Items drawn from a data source
————
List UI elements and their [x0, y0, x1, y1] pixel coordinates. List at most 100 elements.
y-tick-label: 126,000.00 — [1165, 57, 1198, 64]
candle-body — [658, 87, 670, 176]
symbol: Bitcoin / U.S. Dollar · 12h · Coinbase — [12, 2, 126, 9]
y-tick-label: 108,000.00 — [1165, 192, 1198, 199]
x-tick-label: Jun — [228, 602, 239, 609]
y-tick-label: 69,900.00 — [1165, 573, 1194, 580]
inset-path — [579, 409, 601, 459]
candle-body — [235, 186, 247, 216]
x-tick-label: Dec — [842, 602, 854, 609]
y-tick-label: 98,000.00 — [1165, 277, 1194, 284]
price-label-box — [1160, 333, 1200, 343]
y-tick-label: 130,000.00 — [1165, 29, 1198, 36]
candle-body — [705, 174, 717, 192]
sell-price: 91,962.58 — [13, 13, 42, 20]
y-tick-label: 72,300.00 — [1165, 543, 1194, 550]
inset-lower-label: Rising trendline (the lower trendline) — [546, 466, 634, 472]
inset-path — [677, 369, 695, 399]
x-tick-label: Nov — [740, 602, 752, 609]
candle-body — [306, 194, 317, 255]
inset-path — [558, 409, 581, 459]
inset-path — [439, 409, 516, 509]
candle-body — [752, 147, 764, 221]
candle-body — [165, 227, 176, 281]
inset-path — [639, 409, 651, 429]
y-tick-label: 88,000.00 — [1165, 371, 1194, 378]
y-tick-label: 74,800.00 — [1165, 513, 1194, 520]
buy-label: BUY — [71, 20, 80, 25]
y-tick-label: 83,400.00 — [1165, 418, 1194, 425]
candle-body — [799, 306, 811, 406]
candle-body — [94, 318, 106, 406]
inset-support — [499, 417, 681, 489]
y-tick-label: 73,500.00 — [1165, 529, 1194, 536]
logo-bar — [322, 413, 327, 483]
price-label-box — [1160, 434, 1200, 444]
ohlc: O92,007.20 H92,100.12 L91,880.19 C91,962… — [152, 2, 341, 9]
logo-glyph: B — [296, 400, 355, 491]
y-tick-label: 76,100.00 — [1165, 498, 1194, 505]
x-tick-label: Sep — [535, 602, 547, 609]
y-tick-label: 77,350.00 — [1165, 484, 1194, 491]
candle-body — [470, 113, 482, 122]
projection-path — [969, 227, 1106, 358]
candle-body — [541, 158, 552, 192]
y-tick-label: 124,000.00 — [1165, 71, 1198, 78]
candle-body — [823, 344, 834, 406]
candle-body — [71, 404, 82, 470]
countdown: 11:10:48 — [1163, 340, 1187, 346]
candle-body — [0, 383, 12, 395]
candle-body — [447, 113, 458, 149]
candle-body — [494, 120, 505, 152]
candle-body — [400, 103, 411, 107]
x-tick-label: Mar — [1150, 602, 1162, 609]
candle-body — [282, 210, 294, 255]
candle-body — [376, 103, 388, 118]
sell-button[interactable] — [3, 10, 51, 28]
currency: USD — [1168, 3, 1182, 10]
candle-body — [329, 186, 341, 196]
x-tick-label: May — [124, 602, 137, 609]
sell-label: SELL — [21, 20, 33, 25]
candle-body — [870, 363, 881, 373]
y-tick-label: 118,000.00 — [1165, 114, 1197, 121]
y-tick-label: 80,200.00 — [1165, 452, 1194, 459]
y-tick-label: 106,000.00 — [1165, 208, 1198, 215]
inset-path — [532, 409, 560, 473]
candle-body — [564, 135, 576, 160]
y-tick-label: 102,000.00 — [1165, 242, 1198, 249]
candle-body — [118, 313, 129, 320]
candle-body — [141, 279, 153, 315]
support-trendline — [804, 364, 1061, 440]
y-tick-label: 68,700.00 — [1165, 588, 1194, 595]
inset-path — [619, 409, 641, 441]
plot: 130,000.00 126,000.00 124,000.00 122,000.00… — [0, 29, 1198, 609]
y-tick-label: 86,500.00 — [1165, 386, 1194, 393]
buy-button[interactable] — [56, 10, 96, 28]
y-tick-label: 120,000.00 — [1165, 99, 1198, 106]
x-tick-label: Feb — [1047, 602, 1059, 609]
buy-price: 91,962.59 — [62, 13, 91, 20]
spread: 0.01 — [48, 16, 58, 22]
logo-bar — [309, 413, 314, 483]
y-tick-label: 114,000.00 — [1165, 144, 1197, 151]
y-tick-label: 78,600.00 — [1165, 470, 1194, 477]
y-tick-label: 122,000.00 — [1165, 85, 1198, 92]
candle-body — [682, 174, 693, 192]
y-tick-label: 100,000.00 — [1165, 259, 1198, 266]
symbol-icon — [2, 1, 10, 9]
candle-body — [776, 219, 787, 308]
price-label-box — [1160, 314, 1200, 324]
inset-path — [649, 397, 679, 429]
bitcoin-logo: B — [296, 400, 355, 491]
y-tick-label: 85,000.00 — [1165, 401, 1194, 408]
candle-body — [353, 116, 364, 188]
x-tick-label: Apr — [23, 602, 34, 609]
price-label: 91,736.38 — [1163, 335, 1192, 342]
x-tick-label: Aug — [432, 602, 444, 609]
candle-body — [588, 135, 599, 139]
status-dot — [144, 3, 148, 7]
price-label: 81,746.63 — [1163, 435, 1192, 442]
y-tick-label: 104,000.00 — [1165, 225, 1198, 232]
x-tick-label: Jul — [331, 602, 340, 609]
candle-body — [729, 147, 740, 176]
————
Please arrange every line of the material above as a Markdown table with two columns, Row and Line, numbering the rows and leaving out any blank lines.

| Row | Line |
|---|---|
| 1 | List UI elements and their [x0, y0, x1, y1] pixel coordinates. List at most 100 elements. |
| 2 | y-tick-label: 126,000.00 — [1165, 57, 1198, 64] |
| 3 | candle-body — [658, 87, 670, 176] |
| 4 | symbol: Bitcoin / U.S. Dollar · 12h · Coinbase — [12, 2, 126, 9] |
| 5 | y-tick-label: 108,000.00 — [1165, 192, 1198, 199] |
| 6 | x-tick-label: Jun — [228, 602, 239, 609] |
| 7 | y-tick-label: 69,900.00 — [1165, 573, 1194, 580] |
| 8 | inset-path — [579, 409, 601, 459] |
| 9 | candle-body — [235, 186, 247, 216] |
| 10 | x-tick-label: Dec — [842, 602, 854, 609] |
| 11 | y-tick-label: 98,000.00 — [1165, 277, 1194, 284] |
| 12 | price-label-box — [1160, 333, 1200, 343] |
| 13 | y-tick-label: 130,000.00 — [1165, 29, 1198, 36] |
| 14 | candle-body — [705, 174, 717, 192] |
| 15 | sell-price: 91,962.58 — [13, 13, 42, 20] |
| 16 | y-tick-label: 72,300.00 — [1165, 543, 1194, 550] |
| 17 | inset-lower-label: Rising trendline (the lower trendline) — [546, 466, 634, 472] |
| 18 | inset-path — [677, 369, 695, 399] |
| 19 | x-tick-label: Nov — [740, 602, 752, 609] |
| 20 | candle-body — [306, 194, 317, 255] |
| 21 | inset-path — [558, 409, 581, 459] |
| 22 | inset-path — [439, 409, 516, 509] |
| 23 | candle-body — [752, 147, 764, 221] |
| 24 | candle-body — [165, 227, 176, 281] |
| 25 | inset-path — [639, 409, 651, 429] |
| 26 | y-tick-label: 88,000.00 — [1165, 371, 1194, 378] |
| 27 | y-tick-label: 74,800.00 — [1165, 513, 1194, 520] |
| 28 | buy-label: BUY — [71, 20, 80, 25] |
| 29 | y-tick-label: 83,400.00 — [1165, 418, 1194, 425] |
| 30 | candle-body — [799, 306, 811, 406] |
| 31 | candle-body — [94, 318, 106, 406] |
| 32 | inset-support — [499, 417, 681, 489] |
| 33 | y-tick-label: 73,500.00 — [1165, 529, 1194, 536] |
| 34 | logo-bar — [322, 413, 327, 483] |
| 35 | price-label-box — [1160, 434, 1200, 444] |
| 36 | ohlc: O92,007.20 H92,100.12 L91,880.19 C91,962… — [152, 2, 341, 9] |
| 37 | logo-glyph: B — [296, 400, 355, 491] |
| 38 | y-tick-label: 76,100.00 — [1165, 498, 1194, 505] |
| 39 | x-tick-label: Sep — [535, 602, 547, 609] |
| 40 | y-tick-label: 77,350.00 — [1165, 484, 1194, 491] |
| 41 | candle-body — [470, 113, 482, 122] |
| 42 | projection-path — [969, 227, 1106, 358] |
| 43 | candle-body — [541, 158, 552, 192] |
| 44 | y-tick-label: 124,000.00 — [1165, 71, 1198, 78] |
| 45 | candle-body — [823, 344, 834, 406] |
| 46 | candle-body — [71, 404, 82, 470] |
| 47 | countdown: 11:10:48 — [1163, 340, 1187, 346] |
| 48 | candle-body — [0, 383, 12, 395] |
| 49 | candle-body — [447, 113, 458, 149] |
| 50 | candle-body — [494, 120, 505, 152] |
| 51 | candle-body — [400, 103, 411, 107] |
| 52 | x-tick-label: Mar — [1150, 602, 1162, 609] |
| 53 | candle-body — [282, 210, 294, 255] |
| 54 | candle-body — [376, 103, 388, 118] |
| 55 | sell-button[interactable] — [3, 10, 51, 28] |
| 56 | currency: USD — [1168, 3, 1182, 10] |
| 57 | candle-body — [329, 186, 341, 196] |
| 58 | x-tick-label: May — [124, 602, 137, 609] |
| 59 | sell-label: SELL — [21, 20, 33, 25] |
| 60 | candle-body — [870, 363, 881, 373] |
| 61 | y-tick-label: 118,000.00 — [1165, 114, 1197, 121] |
| 62 | y-tick-label: 80,200.00 — [1165, 452, 1194, 459] |
| 63 | y-tick-label: 106,000.00 — [1165, 208, 1198, 215] |
| 64 | inset-path — [532, 409, 560, 473] |
| 65 | candle-body — [564, 135, 576, 160] |
| 66 | y-tick-label: 102,000.00 — [1165, 242, 1198, 249] |
| 67 | candle-body — [118, 313, 129, 320] |
| 68 | candle-body — [141, 279, 153, 315] |
| 69 | support-trendline — [804, 364, 1061, 440] |
| 70 | y-tick-label: 68,700.00 — [1165, 588, 1194, 595] |
| 71 | inset-path — [619, 409, 641, 441] |
| 72 | plot: 130,000.00 126,000.00 124,000.00 122,000.00… — [0, 29, 1198, 609] |
| 73 | y-tick-label: 86,500.00 — [1165, 386, 1194, 393] |
| 74 | buy-button[interactable] — [56, 10, 96, 28] |
| 75 | y-tick-label: 120,000.00 — [1165, 99, 1198, 106] |
| 76 | x-tick-label: Feb — [1047, 602, 1059, 609] |
| 77 | buy-price: 91,962.59 — [62, 13, 91, 20] |
| 78 | spread: 0.01 — [48, 16, 58, 22] |
| 79 | logo-bar — [309, 413, 314, 483] |
| 80 | y-tick-label: 114,000.00 — [1165, 144, 1197, 151] |
| 81 | y-tick-label: 78,600.00 — [1165, 470, 1194, 477] |
| 82 | y-tick-label: 122,000.00 — [1165, 85, 1198, 92] |
| 83 | candle-body — [682, 174, 693, 192] |
| 84 | y-tick-label: 100,000.00 — [1165, 259, 1198, 266] |
| 85 | symbol-icon — [2, 1, 10, 9] |
| 86 | candle-body — [776, 219, 787, 308] |
| 87 | price-label-box — [1160, 314, 1200, 324] |
| 88 | inset-path — [649, 397, 679, 429] |
| 89 | bitcoin-logo: B — [296, 400, 355, 491] |
| 90 | y-tick-label: 85,000.00 — [1165, 401, 1194, 408] |
| 91 | candle-body — [353, 116, 364, 188] |
| 92 | x-tick-label: Apr — [23, 602, 34, 609] |
| 93 | price-label: 91,736.38 — [1163, 335, 1192, 342] |
| 94 | x-tick-label: Aug — [432, 602, 444, 609] |
| 95 | candle-body — [588, 135, 599, 139] |
| 96 | status-dot — [144, 3, 148, 7] |
| 97 | price-label: 81,746.63 — [1163, 435, 1192, 442] |
| 98 | y-tick-label: 104,000.00 — [1165, 225, 1198, 232] |
| 99 | x-tick-label: Jul — [331, 602, 340, 609] |
| 100 | candle-body — [729, 147, 740, 176] |